Directions for this task -> Locate "Read out every word on this page." in the records below, then copy its line and every following line exactly, without the pictures.

[Entries taken from a collection]
====================
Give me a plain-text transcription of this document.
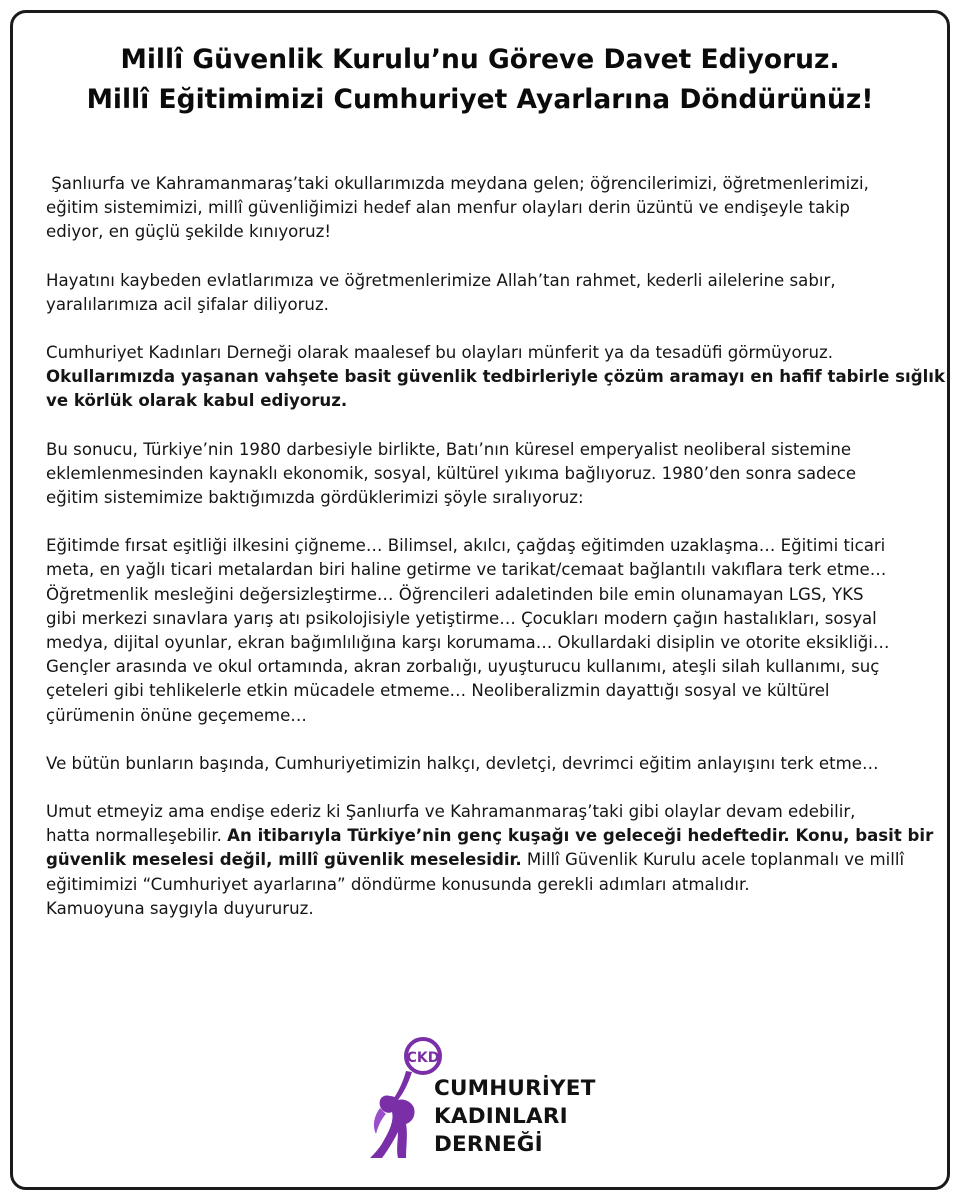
Millî Güvenlik Kurulu’nu Göreve Davet Ediyoruz.
Millî Eğitimimizi Cumhuriyet Ayarlarına Döndürünüz!
Şanlıurfa ve Kahramanmaraş’taki okullarımızda meydana gelen; öğrencilerimizi, öğretmenlerimizi,
eğitim sistemimizi, millî güvenliğimizi hedef alan menfur olayları derin üzüntü ve endişeyle takip
ediyor, en güçlü şekilde kınıyoruz!
Hayatını kaybeden evlatlarımıza ve öğretmenlerimize Allah’tan rahmet, kederli ailelerine sabır,
yaralılarımıza acil şifalar diliyoruz.
Cumhuriyet Kadınları Derneği olarak maalesef bu olayları münferit ya da tesadüfi görmüyoruz.
Okullarımızda yaşanan vahşete basit güvenlik tedbirleriyle çözüm aramayı en hafif tabirle sığlık
ve körlük olarak kabul ediyoruz.
Bu sonucu, Türkiye’nin 1980 darbesiyle birlikte, Batı’nın küresel emperyalist neoliberal sistemine
eklemlenmesinden kaynaklı ekonomik, sosyal, kültürel yıkıma bağlıyoruz. 1980’den sonra sadece
eğitim sistemimize baktığımızda gördüklerimizi şöyle sıralıyoruz:
Eğitimde fırsat eşitliği ilkesini çiğneme… Bilimsel, akılcı, çağdaş eğitimden uzaklaşma… Eğitimi ticari
meta, en yağlı ticari metalardan biri haline getirme ve tarikat/cemaat bağlantılı vakıflara terk etme…
Öğretmenlik mesleğini değersizleştirme… Öğrencileri adaletinden bile emin olunamayan LGS, YKS
gibi merkezi sınavlara yarış atı psikolojisiyle yetiştirme… Çocukları modern çağın hastalıkları, sosyal
medya, dijital oyunlar, ekran bağımlılığına karşı korumama… Okullardaki disiplin ve otorite eksikliği…
Gençler arasında ve okul ortamında, akran zorbalığı, uyuşturucu kullanımı, ateşli silah kullanımı, suç
çeteleri gibi tehlikelerle etkin mücadele etmeme… Neoliberalizmin dayattığı sosyal ve kültürel
çürümenin önüne geçememe…
Ve bütün bunların başında, Cumhuriyetimizin halkçı, devletçi, devrimci eğitim anlayışını terk etme…
Umut etmeyiz ama endişe ederiz ki Şanlıurfa ve Kahramanmaraş’taki gibi olaylar devam edebilir,
hatta normalleşebilir. An itibarıyla Türkiye’nin genç kuşağı ve geleceği hedeftedir. Konu, basit bir
güvenlik meselesi değil, millî güvenlik meselesidir. Millî Güvenlik Kurulu acele toplanmalı ve millî
eğitimimizi “Cumhuriyet ayarlarına” döndürme konusunda gerekli adımları atmalıdır.
Kamuoyuna saygıyla duyururuz.
CKD
CUMHURİYET
KADINLARI
DERNEĞİ
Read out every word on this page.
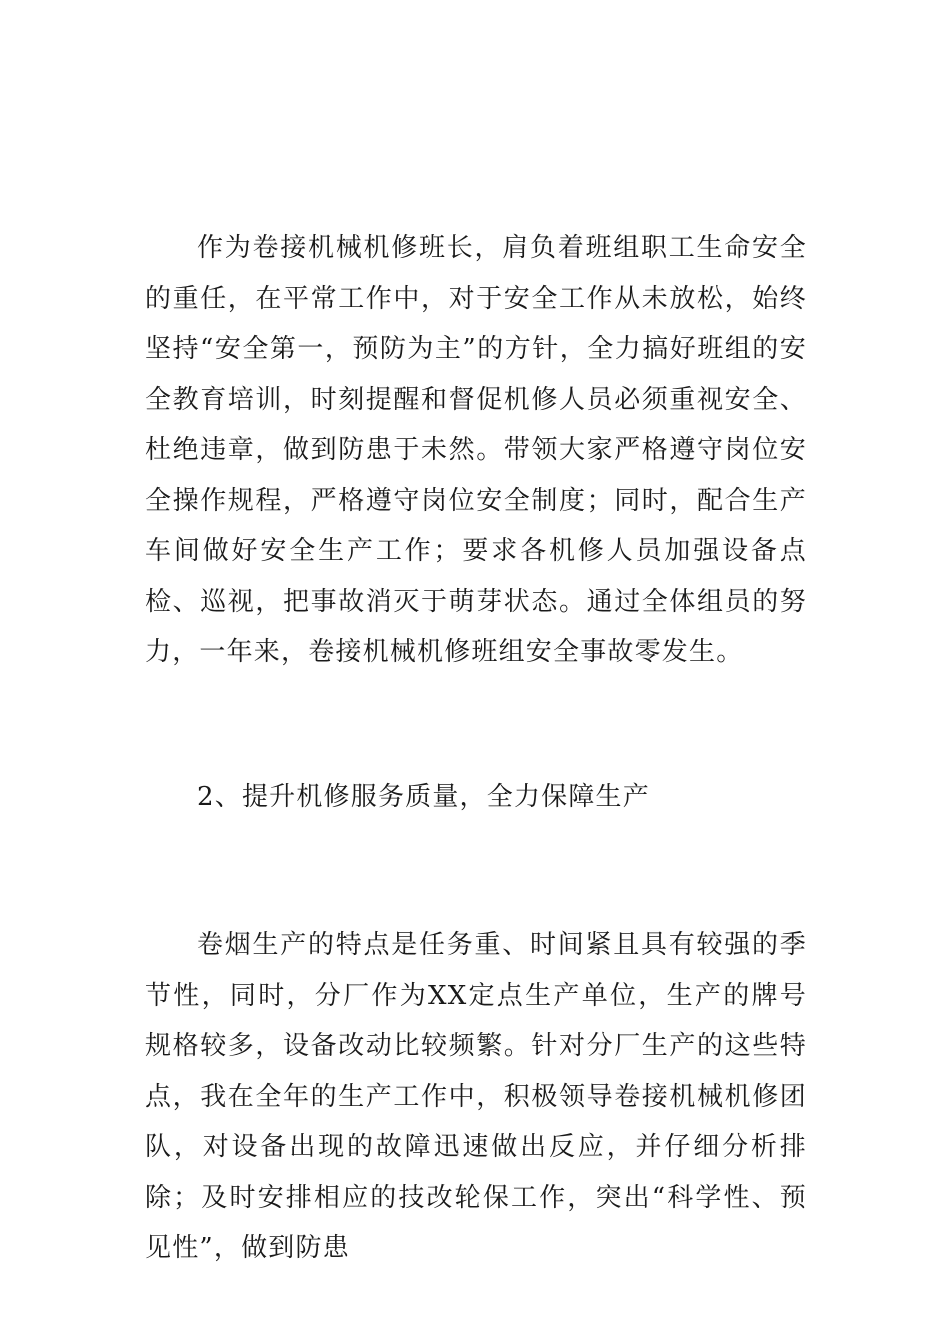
作为卷接机械机修班长，肩负着班组职工生命安全的重任，在平常工作中，对于安全工作从未放松，始终坚持“安全第一，预防为主”的方针，全力搞好班组的安全教育培训，时刻提醒和督促机修人员必须重视安全、杜绝违章，做到防患于未然。带领大家严格遵守岗位安全操作规程，严格遵守岗位安全制度；同时，配合生产车间做好安全生产工作；要求各机修人员加强设备点检、巡视，把事故消灭于萌芽状态。通过全体组员的努力，一年来，卷接机械机修班组安全事故零发生。

2、提升机修服务质量，全力保障生产

卷烟生产的特点是任务重、时间紧且具有较强的季节性，同时，分厂作为XX定点生产单位，生产的牌号规格较多，设备改动比较频繁。针对分厂生产的这些特点，我在全年的生产工作中，积极领导卷接机械机修团队，对设备出现的故障迅速做出反应，并仔细分析排除；及时安排相应的技改轮保工作，突出“科学性、预见性”，做到防患
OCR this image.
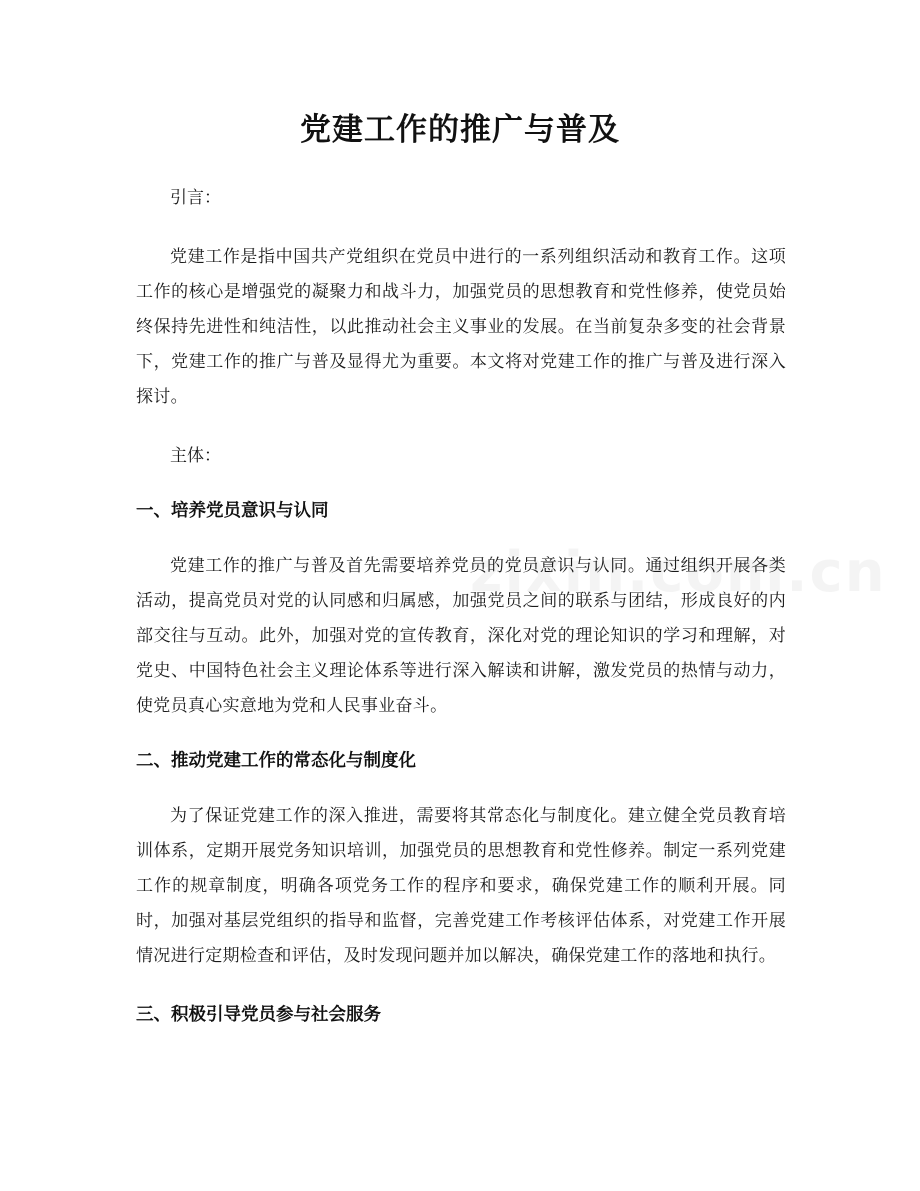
党建工作的推广与普及

引言：

党建工作是指中国共产党组织在党员中进行的一系列组织活动和教育工作。这项工作的核心是增强党的凝聚力和战斗力，加强党员的思想教育和党性修养，使党员始终保持先进性和纯洁性，以此推动社会主义事业的发展。在当前复杂多变的社会背景下，党建工作的推广与普及显得尤为重要。本文将对党建工作的推广与普及进行深入探讨。

主体：

一、培养党员意识与认同

党建工作的推广与普及首先需要培养党员的党员意识与认同。通过组织开展各类活动，提高党员对党的认同感和归属感，加强党员之间的联系与团结，形成良好的内部交往与互动。此外，加强对党的宣传教育，深化对党的理论知识的学习和理解，对党史、中国特色社会主义理论体系等进行深入解读和讲解，激发党员的热情与动力，使党员真心实意地为党和人民事业奋斗。

二、推动党建工作的常态化与制度化

为了保证党建工作的深入推进，需要将其常态化与制度化。建立健全党员教育培训体系，定期开展党务知识培训，加强党员的思想教育和党性修养。制定一系列党建工作的规章制度，明确各项党务工作的程序和要求，确保党建工作的顺利开展。同时，加强对基层党组织的指导和监督，完善党建工作考核评估体系，对党建工作开展情况进行定期检查和评估，及时发现问题并加以解决，确保党建工作的落地和执行。

三、积极引导党员参与社会服务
====================
Response ->
Read out every word on this page.
作为卷接机械机修班长，肩负着班组职工生命安全的重任，在平常工作中，对于安全工作从未放松，始终坚持“安全第一，预防为主”的方针，全力搞好班组的安全教育培训，时刻提醒和督促机修人员必须重视安全、杜绝违章，做到防患于未然。带领大家严格遵守岗位安全操作规程，严格遵守岗位安全制度；同时，配合生产车间做好安全生产工作；要求各机修人员加强设备点检、巡视，把事故消灭于萌芽状态。通过全体组员的努力，一年来，卷接机械机修班组安全事故零发生。

2、提升机修服务质量，全力保障生产

卷烟生产的特点是任务重、时间紧且具有较强的季节性，同时，分厂作为XX定点生产单位，生产的牌号规格较多，设备改动比较频繁。针对分厂生产的这些特点，我在全年的生产工作中，积极领导卷接机械机修团队，对设备出现的故障迅速做出反应，并仔细分析排除；及时安排相应的技改轮保工作，突出“科学性、预见性”，做到防患
OCR this image.
党建工作的推广与普及

引言：

党建工作是指中国共产党组织在党员中进行的一系列组织活动和教育工作。这项工作的核心是增强党的凝聚力和战斗力，加强党员的思想教育和党性修养，使党员始终保持先进性和纯洁性，以此推动社会主义事业的发展。在当前复杂多变的社会背景下，党建工作的推广与普及显得尤为重要。本文将对党建工作的推广与普及进行深入探讨。

主体：

一、培养党员意识与认同

党建工作的推广与普及首先需要培养党员的党员意识与认同。通过组织开展各类活动，提高党员对党的认同感和归属感，加强党员之间的联系与团结，形成良好的内部交往与互动。此外，加强对党的宣传教育，深化对党的理论知识的学习和理解，对党史、中国特色社会主义理论体系等进行深入解读和讲解，激发党员的热情与动力，使党员真心实意地为党和人民事业奋斗。

二、推动党建工作的常态化与制度化

为了保证党建工作的深入推进，需要将其常态化与制度化。建立健全党员教育培训体系，定期开展党务知识培训，加强党员的思想教育和党性修养。制定一系列党建工作的规章制度，明确各项党务工作的程序和要求，确保党建工作的顺利开展。同时，加强对基层党组织的指导和监督，完善党建工作考核评估体系，对党建工作开展情况进行定期检查和评估，及时发现问题并加以解决，确保党建工作的落地和执行。

三、积极引导党员参与社会服务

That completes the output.